**TASK GOAL**
Retype everything from "Whatever set the" down to "themselves into Rome." in the passage on Roman religious tolerance, with no changes.

**PASSAGE TO READ**
• • •

Whatever set the Romans free, or comparatively free, from the tyranny of tribal religion may be considered as having in the same measure been the source of the tolerance which was so indispensable a qualification for the exercise of dominion over a polytheistic world. They waged no war on "the gods of the nations," or on the worshippers of those gods as such. They did not set up golden images after the fashion of Nebuchadnezzar. In early times they seem to have adopted the gods of the conquered, and to have transported them to their own city. In later times they respected all the religions except Judaism and Druidism, which assumed the form of national resistance to the empire, and worships which they deemed immoral or anti-social, and which had intruded themselves into Rome.

• • •

**DATASET**
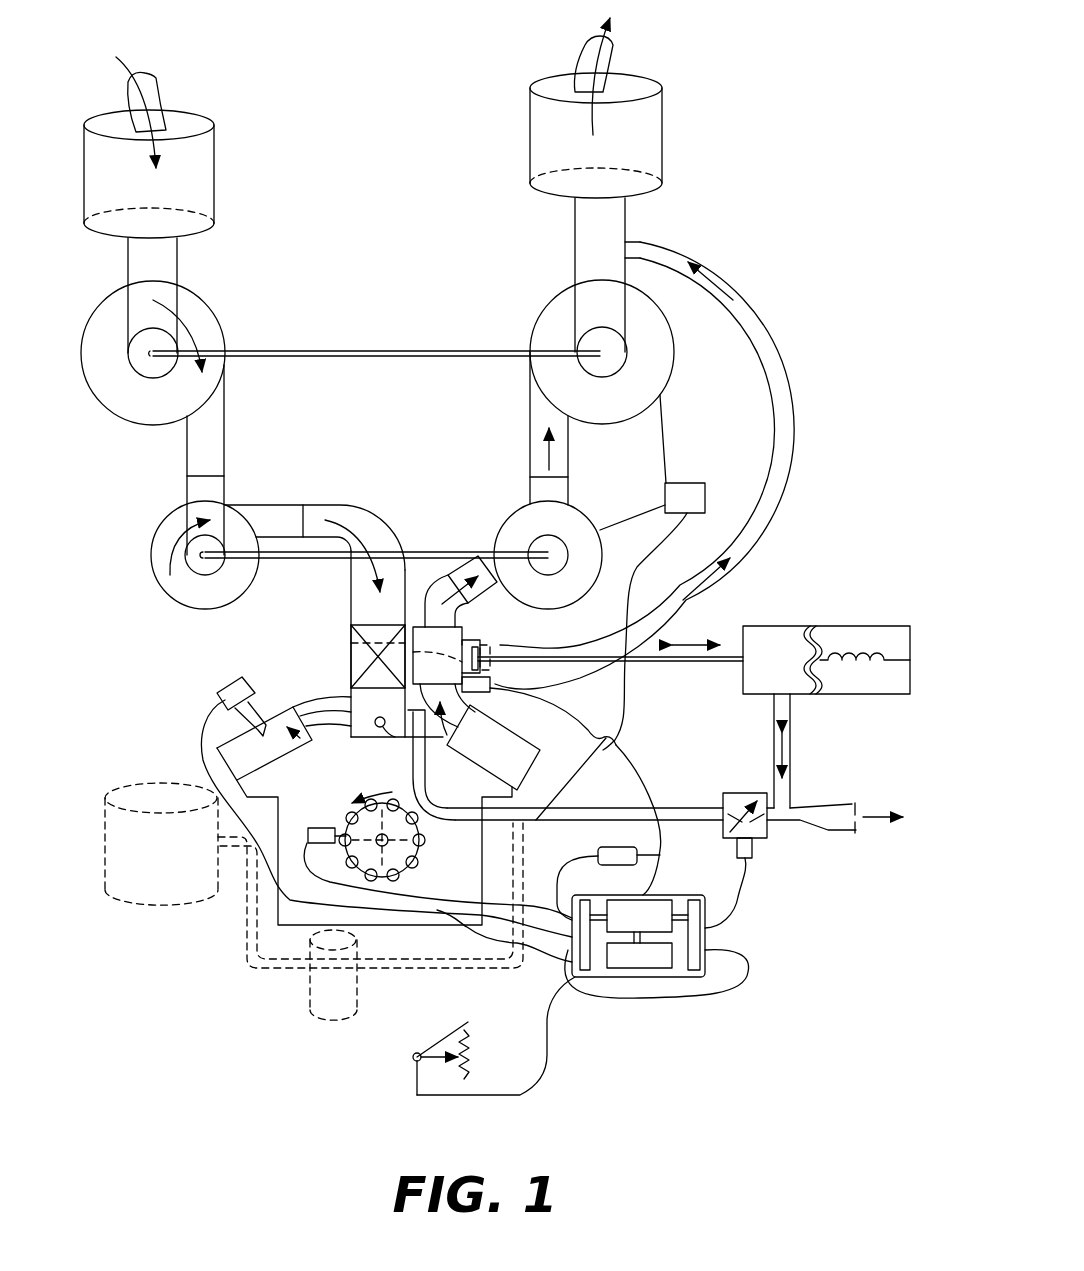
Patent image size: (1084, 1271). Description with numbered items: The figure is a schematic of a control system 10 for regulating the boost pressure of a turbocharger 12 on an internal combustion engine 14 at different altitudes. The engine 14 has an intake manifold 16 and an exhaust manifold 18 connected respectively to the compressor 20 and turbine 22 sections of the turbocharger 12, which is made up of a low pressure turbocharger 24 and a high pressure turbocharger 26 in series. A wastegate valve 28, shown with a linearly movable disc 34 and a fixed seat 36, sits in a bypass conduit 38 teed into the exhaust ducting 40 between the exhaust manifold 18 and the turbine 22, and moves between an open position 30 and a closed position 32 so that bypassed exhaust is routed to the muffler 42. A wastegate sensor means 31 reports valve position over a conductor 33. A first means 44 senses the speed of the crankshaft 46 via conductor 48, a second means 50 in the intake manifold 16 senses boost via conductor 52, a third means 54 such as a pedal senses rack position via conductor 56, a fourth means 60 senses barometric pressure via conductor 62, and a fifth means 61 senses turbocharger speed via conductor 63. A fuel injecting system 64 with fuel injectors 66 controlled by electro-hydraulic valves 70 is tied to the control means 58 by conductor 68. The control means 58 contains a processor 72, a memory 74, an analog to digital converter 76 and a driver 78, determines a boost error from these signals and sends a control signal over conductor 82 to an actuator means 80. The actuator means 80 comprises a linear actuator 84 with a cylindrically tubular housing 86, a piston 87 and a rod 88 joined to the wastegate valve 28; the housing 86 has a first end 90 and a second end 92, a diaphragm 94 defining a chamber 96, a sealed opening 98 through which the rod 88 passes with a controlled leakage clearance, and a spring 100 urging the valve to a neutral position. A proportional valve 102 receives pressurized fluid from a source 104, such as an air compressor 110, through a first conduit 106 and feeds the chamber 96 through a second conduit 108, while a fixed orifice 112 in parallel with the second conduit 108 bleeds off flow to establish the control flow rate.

The control system 10 is at (757, 572).
The turbocharger 12 is at (735, 152).
The internal combustion engine 14 is at (518, 788).
The intake manifold 16 is at (350, 690).
The exhaust manifold 18 is at (470, 707).
The compressor section 20 is at (220, 375).
The turbine section 22 is at (540, 370).
The low pressure turbocharger 24 is at (94, 395).
The high pressure turbocharger 26 is at (162, 588).
The wastegate valve 28 is at (510, 650).
The open position 30 is at (497, 648).
The wastegate sensor means 31 is at (490, 692).
The closed position 32 is at (352, 643).
The conductor 33 is at (614, 758).
The linearly movable disc 34 is at (503, 687).
The fixed seat 36 is at (455, 627).
The bypass conduit 38 is at (783, 350).
The exhaust ducting 40 is at (627, 220).
The muffler 42 is at (540, 137).
The first means 44 is at (320, 828).
The crankshaft 46 is at (390, 848).
The conductor 48 is at (350, 888).
The second means 50 is at (376, 726).
The conductor 52 is at (402, 757).
The third means 54 is at (410, 1082).
The conductor 56 is at (548, 1062).
The control means 58 is at (652, 956).
The fourth means 60 is at (660, 854).
The fifth means 61 is at (690, 488).
The conductor 62 is at (597, 855).
The conductor 63 is at (632, 585).
The fuel injecting system 64 is at (160, 714).
The fuel injector 66 is at (258, 702).
The conductor 68 is at (203, 752).
The electro-hydraulic valve 70 is at (240, 683).
The processor 72 is at (655, 910).
The memory 74 is at (633, 960).
The analog to digital converter 76 is at (585, 970).
The driver 78 is at (695, 970).
The actuator means 80 is at (836, 843).
The conductor 82 is at (730, 927).
The linear actuator 84 is at (803, 635).
The cylindrically tubular housing 86 is at (848, 695).
The piston 87 is at (820, 697).
The rod 88 is at (640, 663).
The first end 90 is at (740, 703).
The second end 92 is at (910, 680).
The diaphragm 94 is at (820, 626).
The chamber 96 is at (765, 637).
The sealed opening 98 is at (740, 664).
The spring 100 is at (873, 650).
The proportional valve 102 is at (742, 793).
The source of pressurized fluid flow 104 is at (222, 977).
The first conduit 106 is at (583, 810).
The second conduit 108 is at (793, 785).
The air compressor 110 is at (118, 895).
The fixed orifice 112 is at (855, 806).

• • •

**RESPONSE FOR THIS EXERCISE**
Whatever set the Romans free, or comparatively free, from the tyranny of tribal religion may be considered as having in the same measure been the source of the tolerance which was so indispensable a qualification for the exercise of dominion over a polytheistic world. They waged no war on "the gods of the nations," or on the worshippers of those gods as such. They did not set up golden images after the fashion of Nebuchadnezzar. In early times they seem to have adopted the gods of the conquered, and to have transported them to their own city. In later times they respected all the religions except Judaism and Druidism, which assumed the form of national resistance to the empire, and worships which they deemed immoral or anti-social, and which had intruded themselves into Rome.